## start

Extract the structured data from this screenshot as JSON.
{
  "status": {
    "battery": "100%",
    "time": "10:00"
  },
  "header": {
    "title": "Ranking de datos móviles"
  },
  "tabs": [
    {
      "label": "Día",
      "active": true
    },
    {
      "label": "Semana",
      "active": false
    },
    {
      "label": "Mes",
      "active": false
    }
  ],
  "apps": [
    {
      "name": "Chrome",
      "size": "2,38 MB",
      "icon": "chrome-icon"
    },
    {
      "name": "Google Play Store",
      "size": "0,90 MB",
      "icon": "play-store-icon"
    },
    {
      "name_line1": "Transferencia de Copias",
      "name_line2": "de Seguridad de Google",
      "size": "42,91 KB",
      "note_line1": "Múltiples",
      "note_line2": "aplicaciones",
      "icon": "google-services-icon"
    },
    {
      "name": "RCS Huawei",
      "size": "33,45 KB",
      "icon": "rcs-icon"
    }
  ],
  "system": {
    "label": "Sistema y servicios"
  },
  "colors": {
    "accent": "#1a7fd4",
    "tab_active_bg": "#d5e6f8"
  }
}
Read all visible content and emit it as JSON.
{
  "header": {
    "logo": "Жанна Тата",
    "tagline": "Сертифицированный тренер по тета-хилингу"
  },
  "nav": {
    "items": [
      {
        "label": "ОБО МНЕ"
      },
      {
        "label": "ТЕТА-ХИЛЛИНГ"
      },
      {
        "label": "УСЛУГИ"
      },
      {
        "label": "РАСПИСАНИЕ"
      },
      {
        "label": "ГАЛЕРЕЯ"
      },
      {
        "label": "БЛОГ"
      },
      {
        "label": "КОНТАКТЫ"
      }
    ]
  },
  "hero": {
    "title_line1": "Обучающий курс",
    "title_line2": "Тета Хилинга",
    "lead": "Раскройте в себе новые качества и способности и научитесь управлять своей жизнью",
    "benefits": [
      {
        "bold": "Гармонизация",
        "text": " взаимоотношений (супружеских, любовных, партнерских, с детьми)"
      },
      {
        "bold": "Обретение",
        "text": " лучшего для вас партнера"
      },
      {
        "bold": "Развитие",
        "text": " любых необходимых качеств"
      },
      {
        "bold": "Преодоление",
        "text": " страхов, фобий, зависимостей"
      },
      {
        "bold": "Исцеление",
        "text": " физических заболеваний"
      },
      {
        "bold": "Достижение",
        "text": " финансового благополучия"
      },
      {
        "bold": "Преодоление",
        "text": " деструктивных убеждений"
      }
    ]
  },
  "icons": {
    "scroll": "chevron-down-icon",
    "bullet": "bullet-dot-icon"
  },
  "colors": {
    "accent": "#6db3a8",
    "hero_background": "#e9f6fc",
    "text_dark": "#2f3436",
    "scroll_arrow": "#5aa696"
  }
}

## end

**Your goal**
Please output the complete data exactly.

**Written response**
Extract the structured data from this screenshot as JSON.
{
  "status": {
    "battery": "100%",
    "time": "10:00"
  },
  "header": {
    "title": "Ranking de datos móviles"
  },
  "tabs": [
    {
      "label": "Día",
      "active": true
    },
    {
      "label": "Semana",
      "active": false
    },
    {
      "label": "Mes",
      "active": false
    }
  ],
  "apps": [
    {
      "name": "Chrome",
      "size": "2,38 MB",
      "icon": "chrome-icon"
    },
    {
      "name": "Google Play Store",
      "size": "0,90 MB",
      "icon": "play-store-icon"
    },
    {
      "name_line1": "Transferencia de Copias",
      "name_line2": "de Seguridad de Google",
      "size": "42,91 KB",
      "note_line1": "Múltiples",
      "note_line2": "aplicaciones",
      "icon": "google-services-icon"
    },
    {
      "name": "RCS Huawei",
      "size": "33,45 KB",
      "icon": "rcs-icon"
    }
  ],
  "system": {
    "label": "Sistema y servicios"
  },
  "colors": {
    "accent": "#1a7fd4",
    "tab_active_bg": "#d5e6f8"
  }
}
Read all visible content and emit it as JSON.
{
  "header": {
    "logo": "Жанна Тата",
    "tagline": "Сертифицированный тренер по тета-хилингу"
  },
  "nav": {
    "items": [
      {
        "label": "ОБО МНЕ"
      },
      {
        "label": "ТЕТА-ХИЛЛИНГ"
      },
      {
        "label": "УСЛУГИ"
      },
      {
        "label": "РАСПИСАНИЕ"
      },
      {
        "label": "ГАЛЕРЕЯ"
      },
      {
        "label": "БЛОГ"
      },
      {
        "label": "КОНТАКТЫ"
      }
    ]
  },
  "hero": {
    "title_line1": "Обучающий курс",
    "title_line2": "Тета Хилинга",
    "lead": "Раскройте в себе новые качества и способности и научитесь управлять своей жизнью",
    "benefits": [
      {
        "bold": "Гармонизация",
        "text": " взаимоотношений (супружеских, любовных, партнерских, с детьми)"
      },
      {
        "bold": "Обретение",
        "text": " лучшего для вас партнера"
      },
      {
        "bold": "Развитие",
        "text": " любых необходимых качеств"
      },
      {
        "bold": "Преодоление",
        "text": " страхов, фобий, зависимостей"
      },
      {
        "bold": "Исцеление",
        "text": " физических заболеваний"
      },
      {
        "bold": "Достижение",
        "text": " финансового благополучия"
      },
      {
        "bold": "Преодоление",
        "text": " деструктивных убеждений"
      }
    ]
  },
  "icons": {
    "scroll": "chevron-down-icon",
    "bullet": "bullet-dot-icon"
  },
  "colors": {
    "accent": "#6db3a8",
    "hero_background": "#e9f6fc",
    "text_dark": "#2f3436",
    "scroll_arrow": "#5aa696"
  }
}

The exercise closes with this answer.